--- start of RECORDED DATA ---

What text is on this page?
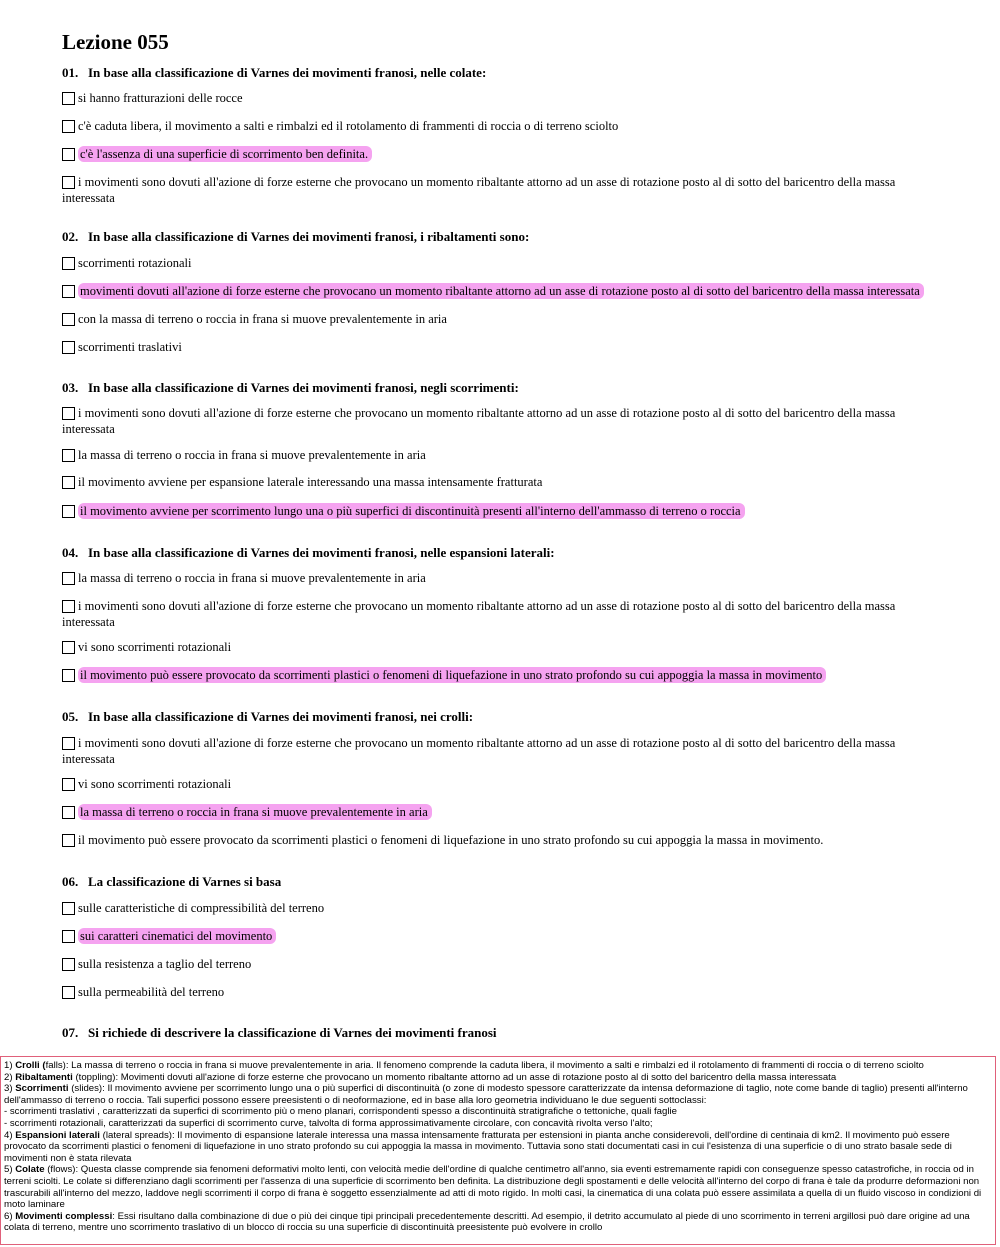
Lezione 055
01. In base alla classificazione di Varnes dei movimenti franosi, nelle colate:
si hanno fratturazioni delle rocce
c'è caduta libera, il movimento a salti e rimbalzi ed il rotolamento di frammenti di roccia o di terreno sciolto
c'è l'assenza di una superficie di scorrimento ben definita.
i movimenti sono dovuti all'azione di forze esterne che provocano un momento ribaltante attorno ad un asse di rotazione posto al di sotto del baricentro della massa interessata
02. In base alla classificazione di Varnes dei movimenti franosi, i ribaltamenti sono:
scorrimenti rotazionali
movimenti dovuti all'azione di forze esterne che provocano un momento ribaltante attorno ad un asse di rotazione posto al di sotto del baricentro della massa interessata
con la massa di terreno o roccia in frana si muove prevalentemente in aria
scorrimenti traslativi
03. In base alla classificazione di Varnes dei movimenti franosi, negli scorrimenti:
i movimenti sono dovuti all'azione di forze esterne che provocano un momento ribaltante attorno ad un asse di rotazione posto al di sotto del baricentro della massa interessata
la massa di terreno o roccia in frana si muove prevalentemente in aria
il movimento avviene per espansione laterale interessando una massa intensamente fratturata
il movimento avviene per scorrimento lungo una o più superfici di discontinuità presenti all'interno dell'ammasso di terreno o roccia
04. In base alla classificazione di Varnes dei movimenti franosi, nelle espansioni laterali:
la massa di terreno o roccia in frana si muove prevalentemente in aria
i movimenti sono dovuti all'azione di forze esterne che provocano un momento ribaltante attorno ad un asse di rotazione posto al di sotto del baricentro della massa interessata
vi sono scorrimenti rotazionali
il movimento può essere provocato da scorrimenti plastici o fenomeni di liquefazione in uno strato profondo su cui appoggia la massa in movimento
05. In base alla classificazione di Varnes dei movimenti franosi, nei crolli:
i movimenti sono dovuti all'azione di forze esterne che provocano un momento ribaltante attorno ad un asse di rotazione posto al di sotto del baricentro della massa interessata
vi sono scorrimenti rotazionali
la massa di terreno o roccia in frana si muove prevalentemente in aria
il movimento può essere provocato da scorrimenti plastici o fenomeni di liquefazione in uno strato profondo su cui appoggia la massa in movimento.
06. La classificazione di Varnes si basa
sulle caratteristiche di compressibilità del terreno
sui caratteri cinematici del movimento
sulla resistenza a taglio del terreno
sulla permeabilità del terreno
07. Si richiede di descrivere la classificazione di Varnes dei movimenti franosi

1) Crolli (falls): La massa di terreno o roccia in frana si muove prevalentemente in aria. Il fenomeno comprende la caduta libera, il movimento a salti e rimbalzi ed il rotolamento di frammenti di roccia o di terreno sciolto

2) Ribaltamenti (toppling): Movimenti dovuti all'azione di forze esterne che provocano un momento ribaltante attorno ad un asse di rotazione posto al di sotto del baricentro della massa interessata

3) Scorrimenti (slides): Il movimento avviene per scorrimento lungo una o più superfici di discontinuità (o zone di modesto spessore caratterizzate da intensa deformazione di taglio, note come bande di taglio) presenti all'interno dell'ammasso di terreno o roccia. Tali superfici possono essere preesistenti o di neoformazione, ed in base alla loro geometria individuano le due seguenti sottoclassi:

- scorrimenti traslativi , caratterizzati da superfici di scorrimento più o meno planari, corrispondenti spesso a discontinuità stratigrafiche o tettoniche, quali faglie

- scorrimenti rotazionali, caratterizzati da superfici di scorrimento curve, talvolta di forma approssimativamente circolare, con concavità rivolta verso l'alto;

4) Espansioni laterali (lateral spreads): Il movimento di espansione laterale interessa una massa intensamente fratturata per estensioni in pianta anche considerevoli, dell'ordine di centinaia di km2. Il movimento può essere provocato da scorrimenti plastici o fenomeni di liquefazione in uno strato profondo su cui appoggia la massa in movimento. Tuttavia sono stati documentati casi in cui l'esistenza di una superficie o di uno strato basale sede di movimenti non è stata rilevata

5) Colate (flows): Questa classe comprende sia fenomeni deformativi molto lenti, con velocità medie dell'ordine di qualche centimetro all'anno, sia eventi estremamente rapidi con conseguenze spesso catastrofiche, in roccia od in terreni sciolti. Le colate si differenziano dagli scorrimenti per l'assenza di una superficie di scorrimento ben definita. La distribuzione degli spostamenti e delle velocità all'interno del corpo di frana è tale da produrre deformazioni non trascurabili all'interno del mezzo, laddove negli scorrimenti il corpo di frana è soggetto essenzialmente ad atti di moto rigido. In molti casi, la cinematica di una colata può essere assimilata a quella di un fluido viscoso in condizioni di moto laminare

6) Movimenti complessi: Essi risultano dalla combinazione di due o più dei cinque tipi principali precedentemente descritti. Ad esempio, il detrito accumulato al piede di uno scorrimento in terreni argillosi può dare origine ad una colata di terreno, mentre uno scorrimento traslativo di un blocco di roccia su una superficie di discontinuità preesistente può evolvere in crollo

--- end of RECORDED DATA ---
--- start of RECORDED DATA ---

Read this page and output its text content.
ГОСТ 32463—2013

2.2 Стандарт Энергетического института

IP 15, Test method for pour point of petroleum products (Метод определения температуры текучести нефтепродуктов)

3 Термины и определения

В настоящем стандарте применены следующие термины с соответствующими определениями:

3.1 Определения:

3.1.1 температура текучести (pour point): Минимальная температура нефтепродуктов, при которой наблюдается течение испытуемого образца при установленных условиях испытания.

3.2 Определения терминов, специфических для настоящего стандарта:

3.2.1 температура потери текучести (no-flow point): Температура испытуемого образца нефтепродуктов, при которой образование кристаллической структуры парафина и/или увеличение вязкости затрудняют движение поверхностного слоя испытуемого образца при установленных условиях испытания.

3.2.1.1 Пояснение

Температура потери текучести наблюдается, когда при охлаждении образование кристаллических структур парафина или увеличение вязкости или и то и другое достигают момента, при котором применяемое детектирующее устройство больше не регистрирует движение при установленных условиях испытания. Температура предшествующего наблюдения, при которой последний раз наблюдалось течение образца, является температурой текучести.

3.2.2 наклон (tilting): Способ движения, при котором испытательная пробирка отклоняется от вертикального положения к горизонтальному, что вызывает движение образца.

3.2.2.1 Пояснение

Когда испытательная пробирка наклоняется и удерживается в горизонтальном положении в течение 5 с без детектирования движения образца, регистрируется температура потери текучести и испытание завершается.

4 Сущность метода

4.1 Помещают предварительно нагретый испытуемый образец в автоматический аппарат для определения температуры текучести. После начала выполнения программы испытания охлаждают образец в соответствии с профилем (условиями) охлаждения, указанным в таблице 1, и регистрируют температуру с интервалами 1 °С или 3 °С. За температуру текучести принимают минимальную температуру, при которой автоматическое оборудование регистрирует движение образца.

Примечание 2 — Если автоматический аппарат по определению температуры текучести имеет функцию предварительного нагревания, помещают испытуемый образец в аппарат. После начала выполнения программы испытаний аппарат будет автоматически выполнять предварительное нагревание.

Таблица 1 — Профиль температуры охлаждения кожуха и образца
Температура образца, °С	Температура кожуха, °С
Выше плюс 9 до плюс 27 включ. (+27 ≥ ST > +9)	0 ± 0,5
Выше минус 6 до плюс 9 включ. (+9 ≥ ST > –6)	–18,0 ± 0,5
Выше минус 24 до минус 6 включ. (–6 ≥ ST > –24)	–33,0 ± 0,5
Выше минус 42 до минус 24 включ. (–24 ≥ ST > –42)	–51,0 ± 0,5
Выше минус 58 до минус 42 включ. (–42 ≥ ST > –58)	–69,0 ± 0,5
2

--- end of RECORDED DATA ---

SHORT PROBLEM - Please list every line of the records that contains "libera".

ANSWER TO THIS EXERCISE -
c'è caduta libera, il movimento a salti e rimbalzi ed il rotolamento di frammenti di roccia o di terreno sciolto
1) Crolli (falls): La massa di terreno o roccia in frana si muove prevalentemente in aria. Il fenomeno comprende la caduta libera, il movimento a salti e rimbalzi ed il rotolamento di frammenti di roccia o di terreno sciolto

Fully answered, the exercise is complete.